Give every entry again, word for word.

** Start of Data for this exercise **

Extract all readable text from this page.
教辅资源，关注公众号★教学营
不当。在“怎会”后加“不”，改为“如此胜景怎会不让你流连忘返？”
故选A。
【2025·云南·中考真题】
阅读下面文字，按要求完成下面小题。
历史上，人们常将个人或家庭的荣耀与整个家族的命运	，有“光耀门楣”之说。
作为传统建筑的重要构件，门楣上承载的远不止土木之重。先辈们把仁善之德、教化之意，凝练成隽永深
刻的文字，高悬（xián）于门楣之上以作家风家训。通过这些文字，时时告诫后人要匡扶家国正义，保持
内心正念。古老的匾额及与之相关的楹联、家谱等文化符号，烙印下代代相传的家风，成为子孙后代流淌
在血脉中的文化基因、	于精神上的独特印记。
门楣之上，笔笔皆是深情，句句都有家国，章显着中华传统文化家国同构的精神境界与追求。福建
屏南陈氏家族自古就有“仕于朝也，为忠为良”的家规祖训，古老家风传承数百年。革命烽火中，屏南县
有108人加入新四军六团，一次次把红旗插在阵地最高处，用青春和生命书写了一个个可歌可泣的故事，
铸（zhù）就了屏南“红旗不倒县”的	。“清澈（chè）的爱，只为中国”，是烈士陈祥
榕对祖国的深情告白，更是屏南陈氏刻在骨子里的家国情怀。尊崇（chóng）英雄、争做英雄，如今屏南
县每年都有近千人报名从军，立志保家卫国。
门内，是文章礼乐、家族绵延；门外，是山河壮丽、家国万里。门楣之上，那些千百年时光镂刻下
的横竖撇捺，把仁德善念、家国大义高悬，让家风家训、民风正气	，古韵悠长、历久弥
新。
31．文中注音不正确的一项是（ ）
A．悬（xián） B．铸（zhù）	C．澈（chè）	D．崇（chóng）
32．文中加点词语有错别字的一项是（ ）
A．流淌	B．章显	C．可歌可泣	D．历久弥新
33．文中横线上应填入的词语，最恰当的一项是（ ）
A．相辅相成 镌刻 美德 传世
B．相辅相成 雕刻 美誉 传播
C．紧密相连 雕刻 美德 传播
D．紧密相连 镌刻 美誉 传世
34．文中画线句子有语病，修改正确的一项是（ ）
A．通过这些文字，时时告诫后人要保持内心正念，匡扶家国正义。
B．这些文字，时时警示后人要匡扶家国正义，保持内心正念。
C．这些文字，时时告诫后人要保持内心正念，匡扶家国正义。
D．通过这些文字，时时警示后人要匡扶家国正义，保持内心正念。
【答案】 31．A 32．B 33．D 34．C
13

** End of Data for this exercise **

▸ **Expected answer**:
Extract all readable text from this page.
教辅资源，关注公众号★教学营
不当。在“怎会”后加“不”，改为“如此胜景怎会不让你流连忘返？”
故选A。
【2025·云南·中考真题】
阅读下面文字，按要求完成下面小题。
历史上，人们常将个人或家庭的荣耀与整个家族的命运	，有“光耀门楣”之说。
作为传统建筑的重要构件，门楣上承载的远不止土木之重。先辈们把仁善之德、教化之意，凝练成隽永深
刻的文字，高悬（xián）于门楣之上以作家风家训。通过这些文字，时时告诫后人要匡扶家国正义，保持
内心正念。古老的匾额及与之相关的楹联、家谱等文化符号，烙印下代代相传的家风，成为子孙后代流淌
在血脉中的文化基因、	于精神上的独特印记。
门楣之上，笔笔皆是深情，句句都有家国，章显着中华传统文化家国同构的精神境界与追求。福建
屏南陈氏家族自古就有“仕于朝也，为忠为良”的家规祖训，古老家风传承数百年。革命烽火中，屏南县
有108人加入新四军六团，一次次把红旗插在阵地最高处，用青春和生命书写了一个个可歌可泣的故事，
铸（zhù）就了屏南“红旗不倒县”的	。“清澈（chè）的爱，只为中国”，是烈士陈祥
榕对祖国的深情告白，更是屏南陈氏刻在骨子里的家国情怀。尊崇（chóng）英雄、争做英雄，如今屏南
县每年都有近千人报名从军，立志保家卫国。
门内，是文章礼乐、家族绵延；门外，是山河壮丽、家国万里。门楣之上，那些千百年时光镂刻下
的横竖撇捺，把仁德善念、家国大义高悬，让家风家训、民风正气	，古韵悠长、历久弥
新。
31．文中注音不正确的一项是（ ）
A．悬（xián） B．铸（zhù）	C．澈（chè）	D．崇（chóng）
32．文中加点词语有错别字的一项是（ ）
A．流淌	B．章显	C．可歌可泣	D．历久弥新
33．文中横线上应填入的词语，最恰当的一项是（ ）
A．相辅相成 镌刻 美德 传世
B．相辅相成 雕刻 美誉 传播
C．紧密相连 雕刻 美德 传播
D．紧密相连 镌刻 美誉 传世
34．文中画线句子有语病，修改正确的一项是（ ）
A．通过这些文字，时时告诫后人要保持内心正念，匡扶家国正义。
B．这些文字，时时警示后人要匡扶家国正义，保持内心正念。
C．这些文字，时时告诫后人要保持内心正念，匡扶家国正义。
D．通过这些文字，时时警示后人要匡扶家国正义，保持内心正念。
【答案】 31．A 32．B 33．D 34．C
13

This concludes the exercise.